• [JOB] In the data below, find every line that has the string "peers", and copy it.

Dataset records
-=-=-=-=-

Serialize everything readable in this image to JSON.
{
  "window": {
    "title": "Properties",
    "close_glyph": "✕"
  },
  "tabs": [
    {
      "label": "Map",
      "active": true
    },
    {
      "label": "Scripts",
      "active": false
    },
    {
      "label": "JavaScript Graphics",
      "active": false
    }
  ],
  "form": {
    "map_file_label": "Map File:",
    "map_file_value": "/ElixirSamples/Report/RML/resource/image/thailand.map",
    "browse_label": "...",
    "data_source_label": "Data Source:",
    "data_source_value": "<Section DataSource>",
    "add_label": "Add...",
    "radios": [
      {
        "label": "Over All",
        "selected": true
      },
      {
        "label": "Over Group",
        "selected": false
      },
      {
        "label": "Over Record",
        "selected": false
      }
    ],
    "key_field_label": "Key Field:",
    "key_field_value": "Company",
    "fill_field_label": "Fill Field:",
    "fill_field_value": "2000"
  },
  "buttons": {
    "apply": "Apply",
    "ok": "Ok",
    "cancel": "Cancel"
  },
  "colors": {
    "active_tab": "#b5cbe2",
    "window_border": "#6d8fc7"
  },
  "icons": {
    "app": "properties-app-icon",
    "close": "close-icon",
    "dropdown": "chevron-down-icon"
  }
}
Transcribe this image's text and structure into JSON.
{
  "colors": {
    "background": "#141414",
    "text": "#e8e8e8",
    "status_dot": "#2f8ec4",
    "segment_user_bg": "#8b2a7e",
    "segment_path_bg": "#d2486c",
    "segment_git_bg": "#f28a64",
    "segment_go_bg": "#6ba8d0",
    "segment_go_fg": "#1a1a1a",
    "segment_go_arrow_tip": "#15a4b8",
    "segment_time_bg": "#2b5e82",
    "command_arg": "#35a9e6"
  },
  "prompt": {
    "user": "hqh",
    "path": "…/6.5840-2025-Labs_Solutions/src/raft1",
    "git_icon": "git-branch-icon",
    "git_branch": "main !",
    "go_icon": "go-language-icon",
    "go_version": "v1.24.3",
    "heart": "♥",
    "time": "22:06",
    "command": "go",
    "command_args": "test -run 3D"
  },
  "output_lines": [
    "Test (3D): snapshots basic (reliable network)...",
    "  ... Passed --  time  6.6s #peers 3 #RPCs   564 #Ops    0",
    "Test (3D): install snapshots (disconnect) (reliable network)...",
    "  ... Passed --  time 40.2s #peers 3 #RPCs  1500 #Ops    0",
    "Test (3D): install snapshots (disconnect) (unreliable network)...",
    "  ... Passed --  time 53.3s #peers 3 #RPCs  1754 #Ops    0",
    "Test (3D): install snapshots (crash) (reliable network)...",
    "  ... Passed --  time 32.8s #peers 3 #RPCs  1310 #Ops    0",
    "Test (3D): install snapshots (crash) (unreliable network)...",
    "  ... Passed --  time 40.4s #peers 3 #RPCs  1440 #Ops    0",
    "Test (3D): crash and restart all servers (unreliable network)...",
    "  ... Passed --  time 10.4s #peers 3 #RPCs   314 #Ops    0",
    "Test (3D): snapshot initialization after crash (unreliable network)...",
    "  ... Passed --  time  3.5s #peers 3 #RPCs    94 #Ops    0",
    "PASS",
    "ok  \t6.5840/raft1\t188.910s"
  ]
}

-=-=-=-=-

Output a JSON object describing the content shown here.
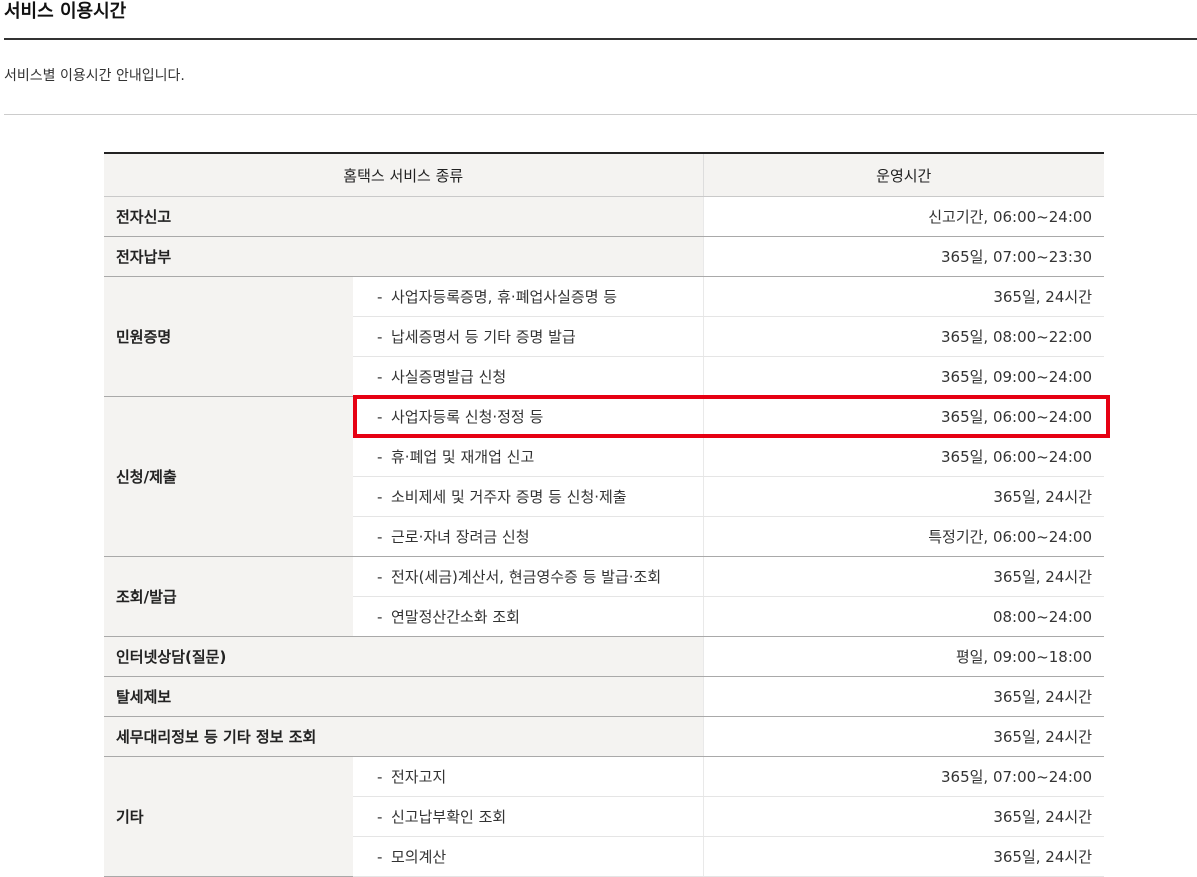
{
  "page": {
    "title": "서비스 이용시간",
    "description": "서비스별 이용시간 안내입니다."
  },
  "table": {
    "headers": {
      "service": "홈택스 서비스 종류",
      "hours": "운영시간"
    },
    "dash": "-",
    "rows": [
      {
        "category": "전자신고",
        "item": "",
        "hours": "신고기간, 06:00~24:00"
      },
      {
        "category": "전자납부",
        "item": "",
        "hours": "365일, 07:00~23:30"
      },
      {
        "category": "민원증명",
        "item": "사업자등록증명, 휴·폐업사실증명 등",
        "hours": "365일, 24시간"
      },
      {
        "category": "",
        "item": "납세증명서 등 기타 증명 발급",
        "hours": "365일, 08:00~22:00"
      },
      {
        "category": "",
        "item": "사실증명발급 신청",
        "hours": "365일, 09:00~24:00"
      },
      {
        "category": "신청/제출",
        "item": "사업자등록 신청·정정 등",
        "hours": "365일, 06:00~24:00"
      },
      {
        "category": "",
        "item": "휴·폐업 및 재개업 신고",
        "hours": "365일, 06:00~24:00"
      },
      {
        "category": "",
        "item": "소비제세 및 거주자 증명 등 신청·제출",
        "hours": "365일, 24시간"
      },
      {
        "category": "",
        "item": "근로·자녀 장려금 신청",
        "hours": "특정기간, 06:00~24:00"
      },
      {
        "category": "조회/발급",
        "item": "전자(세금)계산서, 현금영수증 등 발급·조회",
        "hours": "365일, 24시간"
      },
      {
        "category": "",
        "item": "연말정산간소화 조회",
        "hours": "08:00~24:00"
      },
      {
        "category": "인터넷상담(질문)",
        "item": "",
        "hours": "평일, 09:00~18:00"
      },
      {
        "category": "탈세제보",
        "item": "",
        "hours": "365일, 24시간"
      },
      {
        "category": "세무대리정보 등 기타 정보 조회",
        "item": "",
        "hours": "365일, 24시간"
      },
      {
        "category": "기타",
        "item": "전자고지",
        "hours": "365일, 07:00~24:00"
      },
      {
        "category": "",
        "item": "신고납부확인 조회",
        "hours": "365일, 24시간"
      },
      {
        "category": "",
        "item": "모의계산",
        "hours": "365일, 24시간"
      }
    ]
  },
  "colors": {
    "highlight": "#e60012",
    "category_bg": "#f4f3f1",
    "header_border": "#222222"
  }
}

-=-=-=-=-

• [TASK OUTPUT]
    "  ... Passed --  time  6.6s #peers 3 #RPCs   564 #Ops    0",
    "  ... Passed --  time 40.2s #peers 3 #RPCs  1500 #Ops    0",
    "  ... Passed --  time 53.3s #peers 3 #RPCs  1754 #Ops    0",
    "  ... Passed --  time 32.8s #peers 3 #RPCs  1310 #Ops    0",
    "  ... Passed --  time 40.4s #peers 3 #RPCs  1440 #Ops    0",
    "  ... Passed --  time 10.4s #peers 3 #RPCs   314 #Ops    0",
    "  ... Passed --  time  3.5s #peers 3 #RPCs    94 #Ops    0",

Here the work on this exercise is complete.